▸ EXERCISE TASK: Return the listing below exactly, with the pictures dropped.

□ □ □

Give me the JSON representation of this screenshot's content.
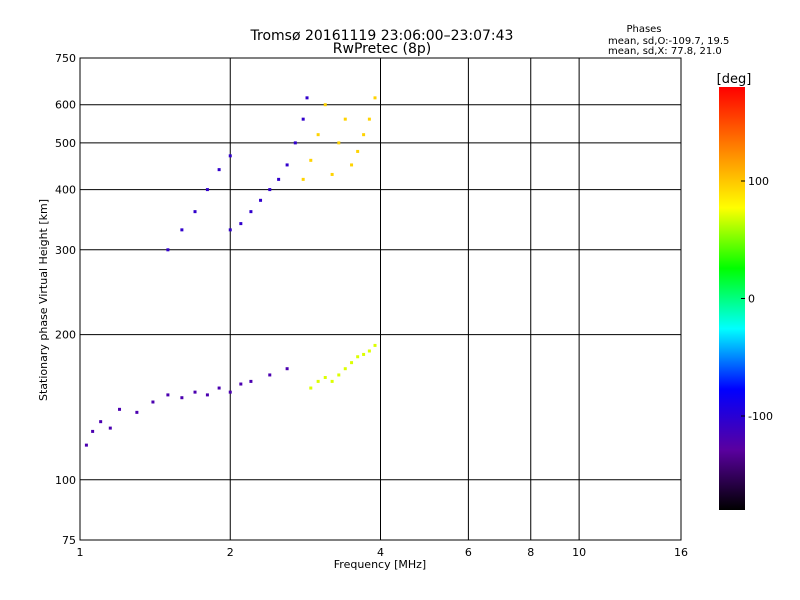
{
  "chart_data": {
    "type": "scatter",
    "title": "Tromsø 20161119 23:06:00–23:07:43",
    "subtitle": "RwPretec (8p)",
    "xlabel": "Frequency [MHz]",
    "ylabel": "Stationary phase Virtual Height [km]",
    "x_scale": "log",
    "y_scale": "log",
    "xlim": [
      1,
      16
    ],
    "ylim": [
      75,
      750
    ],
    "x_ticks": [
      1,
      2,
      4,
      6,
      8,
      10,
      16
    ],
    "y_ticks": [
      75,
      100,
      200,
      300,
      400,
      500,
      600,
      750
    ],
    "grid": true,
    "stats": {
      "heading": "Phases",
      "line_o": "mean, sd,O:-109.7, 19.5",
      "line_x": "mean, sd,X:  77.8, 21.0"
    },
    "colorbar": {
      "label": "[deg]",
      "range": [
        -180,
        180
      ],
      "ticks": [
        100,
        0,
        -100
      ],
      "colors": [
        "#000000",
        "#5a00a0",
        "#0000ff",
        "#00ffff",
        "#00ff00",
        "#ffff00",
        "#ff8000",
        "#ff0000"
      ]
    },
    "series": [
      {
        "name": "",
        "role": "O-trace lower layer",
        "color_value": -120,
        "points": [
          [
            1.03,
            118
          ],
          [
            1.06,
            126
          ],
          [
            1.1,
            132
          ],
          [
            1.15,
            128
          ],
          [
            1.2,
            140
          ],
          [
            1.3,
            138
          ],
          [
            1.4,
            145
          ],
          [
            1.5,
            150
          ],
          [
            1.6,
            148
          ],
          [
            1.7,
            152
          ],
          [
            1.8,
            150
          ],
          [
            1.9,
            155
          ],
          [
            2.0,
            152
          ],
          [
            2.1,
            158
          ],
          [
            2.2,
            160
          ],
          [
            2.4,
            165
          ],
          [
            2.6,
            170
          ]
        ]
      },
      {
        "name": "",
        "role": "O-trace upper layer",
        "color_value": -105,
        "points": [
          [
            1.5,
            300
          ],
          [
            1.6,
            330
          ],
          [
            1.7,
            360
          ],
          [
            1.8,
            400
          ],
          [
            1.9,
            440
          ],
          [
            2.0,
            470
          ],
          [
            2.0,
            330
          ],
          [
            2.1,
            340
          ],
          [
            2.2,
            360
          ],
          [
            2.3,
            380
          ],
          [
            2.4,
            400
          ],
          [
            2.5,
            420
          ],
          [
            2.6,
            450
          ],
          [
            2.7,
            500
          ],
          [
            2.8,
            560
          ],
          [
            2.85,
            620
          ]
        ]
      },
      {
        "name": "",
        "role": "X-trace lower layer",
        "color_value": 70,
        "points": [
          [
            2.9,
            155
          ],
          [
            3.0,
            160
          ],
          [
            3.1,
            163
          ],
          [
            3.2,
            160
          ],
          [
            3.3,
            165
          ],
          [
            3.4,
            170
          ],
          [
            3.5,
            175
          ],
          [
            3.6,
            180
          ],
          [
            3.7,
            182
          ],
          [
            3.8,
            185
          ],
          [
            3.9,
            190
          ]
        ]
      },
      {
        "name": "",
        "role": "X-trace upper layer",
        "color_value": 95,
        "points": [
          [
            2.8,
            420
          ],
          [
            2.9,
            460
          ],
          [
            3.0,
            520
          ],
          [
            3.1,
            600
          ],
          [
            3.2,
            430
          ],
          [
            3.3,
            500
          ],
          [
            3.4,
            560
          ],
          [
            3.5,
            450
          ],
          [
            3.6,
            480
          ],
          [
            3.7,
            520
          ],
          [
            3.8,
            560
          ],
          [
            3.9,
            620
          ]
        ]
      }
    ]
  }
}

□ □ □

▸ EXPECTED ANSWER:
Give me the JSON representation of this screenshot's content.
{
  "chart_data": {
    "type": "scatter",
    "title": "Tromsø 20161119 23:06:00–23:07:43",
    "subtitle": "RwPretec (8p)",
    "xlabel": "Frequency [MHz]",
    "ylabel": "Stationary phase Virtual Height [km]",
    "x_scale": "log",
    "y_scale": "log",
    "xlim": [
      1,
      16
    ],
    "ylim": [
      75,
      750
    ],
    "x_ticks": [
      1,
      2,
      4,
      6,
      8,
      10,
      16
    ],
    "y_ticks": [
      75,
      100,
      200,
      300,
      400,
      500,
      600,
      750
    ],
    "grid": true,
    "stats": {
      "heading": "Phases",
      "line_o": "mean, sd,O:-109.7, 19.5",
      "line_x": "mean, sd,X:  77.8, 21.0"
    },
    "colorbar": {
      "label": "[deg]",
      "range": [
        -180,
        180
      ],
      "ticks": [
        100,
        0,
        -100
      ],
      "colors": [
        "#000000",
        "#5a00a0",
        "#0000ff",
        "#00ffff",
        "#00ff00",
        "#ffff00",
        "#ff8000",
        "#ff0000"
      ]
    },
    "series": [
      {
        "name": "",
        "role": "O-trace lower layer",
        "color_value": -120,
        "points": [
          [
            1.03,
            118
          ],
          [
            1.06,
            126
          ],
          [
            1.1,
            132
          ],
          [
            1.15,
            128
          ],
          [
            1.2,
            140
          ],
          [
            1.3,
            138
          ],
          [
            1.4,
            145
          ],
          [
            1.5,
            150
          ],
          [
            1.6,
            148
          ],
          [
            1.7,
            152
          ],
          [
            1.8,
            150
          ],
          [
            1.9,
            155
          ],
          [
            2.0,
            152
          ],
          [
            2.1,
            158
          ],
          [
            2.2,
            160
          ],
          [
            2.4,
            165
          ],
          [
            2.6,
            170
          ]
        ]
      },
      {
        "name": "",
        "role": "O-trace upper layer",
        "color_value": -105,
        "points": [
          [
            1.5,
            300
          ],
          [
            1.6,
            330
          ],
          [
            1.7,
            360
          ],
          [
            1.8,
            400
          ],
          [
            1.9,
            440
          ],
          [
            2.0,
            470
          ],
          [
            2.0,
            330
          ],
          [
            2.1,
            340
          ],
          [
            2.2,
            360
          ],
          [
            2.3,
            380
          ],
          [
            2.4,
            400
          ],
          [
            2.5,
            420
          ],
          [
            2.6,
            450
          ],
          [
            2.7,
            500
          ],
          [
            2.8,
            560
          ],
          [
            2.85,
            620
          ]
        ]
      },
      {
        "name": "",
        "role": "X-trace lower layer",
        "color_value": 70,
        "points": [
          [
            2.9,
            155
          ],
          [
            3.0,
            160
          ],
          [
            3.1,
            163
          ],
          [
            3.2,
            160
          ],
          [
            3.3,
            165
          ],
          [
            3.4,
            170
          ],
          [
            3.5,
            175
          ],
          [
            3.6,
            180
          ],
          [
            3.7,
            182
          ],
          [
            3.8,
            185
          ],
          [
            3.9,
            190
          ]
        ]
      },
      {
        "name": "",
        "role": "X-trace upper layer",
        "color_value": 95,
        "points": [
          [
            2.8,
            420
          ],
          [
            2.9,
            460
          ],
          [
            3.0,
            520
          ],
          [
            3.1,
            600
          ],
          [
            3.2,
            430
          ],
          [
            3.3,
            500
          ],
          [
            3.4,
            560
          ],
          [
            3.5,
            450
          ],
          [
            3.6,
            480
          ],
          [
            3.7,
            520
          ],
          [
            3.8,
            560
          ],
          [
            3.9,
            620
          ]
        ]
      }
    ]
  }
}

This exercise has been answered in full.